>> START PROVIDED ENTRIES

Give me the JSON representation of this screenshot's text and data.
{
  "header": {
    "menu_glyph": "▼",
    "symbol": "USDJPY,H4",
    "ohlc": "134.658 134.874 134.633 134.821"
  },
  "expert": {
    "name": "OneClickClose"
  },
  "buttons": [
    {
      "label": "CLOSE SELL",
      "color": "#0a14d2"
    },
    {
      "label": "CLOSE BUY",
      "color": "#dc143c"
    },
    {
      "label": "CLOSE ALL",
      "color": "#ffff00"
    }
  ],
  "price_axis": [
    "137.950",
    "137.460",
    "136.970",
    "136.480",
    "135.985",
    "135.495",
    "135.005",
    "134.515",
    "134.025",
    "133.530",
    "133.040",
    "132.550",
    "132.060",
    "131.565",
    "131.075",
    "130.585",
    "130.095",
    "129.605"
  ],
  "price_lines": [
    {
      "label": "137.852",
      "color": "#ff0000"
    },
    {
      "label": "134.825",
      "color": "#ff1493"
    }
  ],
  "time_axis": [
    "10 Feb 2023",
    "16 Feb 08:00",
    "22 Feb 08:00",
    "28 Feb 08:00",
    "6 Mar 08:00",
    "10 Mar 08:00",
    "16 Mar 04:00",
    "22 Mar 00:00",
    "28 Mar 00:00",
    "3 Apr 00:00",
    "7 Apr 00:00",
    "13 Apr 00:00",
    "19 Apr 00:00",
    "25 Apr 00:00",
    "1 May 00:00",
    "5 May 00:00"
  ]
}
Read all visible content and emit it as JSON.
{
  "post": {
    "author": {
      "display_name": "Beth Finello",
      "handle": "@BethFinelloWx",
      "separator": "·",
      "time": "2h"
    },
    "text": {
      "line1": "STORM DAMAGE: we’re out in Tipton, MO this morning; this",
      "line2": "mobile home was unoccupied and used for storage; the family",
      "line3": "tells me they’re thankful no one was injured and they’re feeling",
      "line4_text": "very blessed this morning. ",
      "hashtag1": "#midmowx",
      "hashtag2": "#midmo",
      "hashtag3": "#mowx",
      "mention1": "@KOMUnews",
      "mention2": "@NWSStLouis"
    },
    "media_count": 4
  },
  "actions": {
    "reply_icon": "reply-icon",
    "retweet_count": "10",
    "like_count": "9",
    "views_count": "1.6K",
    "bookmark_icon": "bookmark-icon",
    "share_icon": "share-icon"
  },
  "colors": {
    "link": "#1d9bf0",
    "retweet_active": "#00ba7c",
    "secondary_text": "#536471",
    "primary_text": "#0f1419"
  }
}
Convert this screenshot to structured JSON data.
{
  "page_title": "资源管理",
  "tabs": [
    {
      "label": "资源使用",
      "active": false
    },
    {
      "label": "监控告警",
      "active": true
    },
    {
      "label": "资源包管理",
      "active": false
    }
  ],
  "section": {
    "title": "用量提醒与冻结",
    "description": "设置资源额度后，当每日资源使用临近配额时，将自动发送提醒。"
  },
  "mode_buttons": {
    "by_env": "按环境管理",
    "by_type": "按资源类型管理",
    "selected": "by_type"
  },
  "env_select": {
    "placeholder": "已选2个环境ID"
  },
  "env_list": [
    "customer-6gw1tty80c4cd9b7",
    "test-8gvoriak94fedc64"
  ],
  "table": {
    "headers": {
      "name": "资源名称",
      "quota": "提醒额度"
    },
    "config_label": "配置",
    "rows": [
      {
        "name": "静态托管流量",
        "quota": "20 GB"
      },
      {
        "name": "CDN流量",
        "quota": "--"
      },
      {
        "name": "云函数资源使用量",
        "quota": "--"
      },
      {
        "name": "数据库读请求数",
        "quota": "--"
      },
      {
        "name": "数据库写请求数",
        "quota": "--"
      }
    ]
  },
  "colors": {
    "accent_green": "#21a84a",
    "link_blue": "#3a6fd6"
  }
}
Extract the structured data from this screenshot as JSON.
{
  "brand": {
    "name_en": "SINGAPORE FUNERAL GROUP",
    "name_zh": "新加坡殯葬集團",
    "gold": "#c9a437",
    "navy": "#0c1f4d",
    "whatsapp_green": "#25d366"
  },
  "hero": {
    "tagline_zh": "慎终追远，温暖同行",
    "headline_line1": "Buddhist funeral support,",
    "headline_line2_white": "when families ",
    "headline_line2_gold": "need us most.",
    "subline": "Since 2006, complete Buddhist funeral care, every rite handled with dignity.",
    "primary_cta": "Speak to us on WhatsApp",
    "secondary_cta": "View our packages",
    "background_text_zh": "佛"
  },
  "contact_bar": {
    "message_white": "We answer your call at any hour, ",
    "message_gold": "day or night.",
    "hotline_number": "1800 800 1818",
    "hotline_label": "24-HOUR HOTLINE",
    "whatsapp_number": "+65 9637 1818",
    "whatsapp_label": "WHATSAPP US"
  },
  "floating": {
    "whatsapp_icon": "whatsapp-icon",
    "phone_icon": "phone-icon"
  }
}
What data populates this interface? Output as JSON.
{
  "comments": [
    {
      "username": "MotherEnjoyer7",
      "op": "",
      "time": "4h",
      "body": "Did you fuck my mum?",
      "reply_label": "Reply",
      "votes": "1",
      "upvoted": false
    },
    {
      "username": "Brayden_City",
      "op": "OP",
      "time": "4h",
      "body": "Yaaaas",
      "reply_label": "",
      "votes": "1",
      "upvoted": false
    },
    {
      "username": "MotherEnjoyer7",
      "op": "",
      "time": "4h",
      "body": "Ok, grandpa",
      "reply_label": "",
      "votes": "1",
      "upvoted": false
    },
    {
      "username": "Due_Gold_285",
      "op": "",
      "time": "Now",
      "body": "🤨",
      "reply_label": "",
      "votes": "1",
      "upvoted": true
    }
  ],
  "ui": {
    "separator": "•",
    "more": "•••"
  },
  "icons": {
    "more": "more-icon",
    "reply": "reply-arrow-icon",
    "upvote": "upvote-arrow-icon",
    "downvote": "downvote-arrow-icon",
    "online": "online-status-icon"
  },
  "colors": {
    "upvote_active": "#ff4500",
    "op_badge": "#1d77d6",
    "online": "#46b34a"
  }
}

>> END PROVIDED ENTRIES

WHAT THE EXERCISE ASKS
Gather from the data above every line with the string "Buddhist".

SOLUTION
    "headline_line1": "Buddhist funeral support,",
    "subline": "Since 2006, complete Buddhist funeral care, every rite handled with dignity.",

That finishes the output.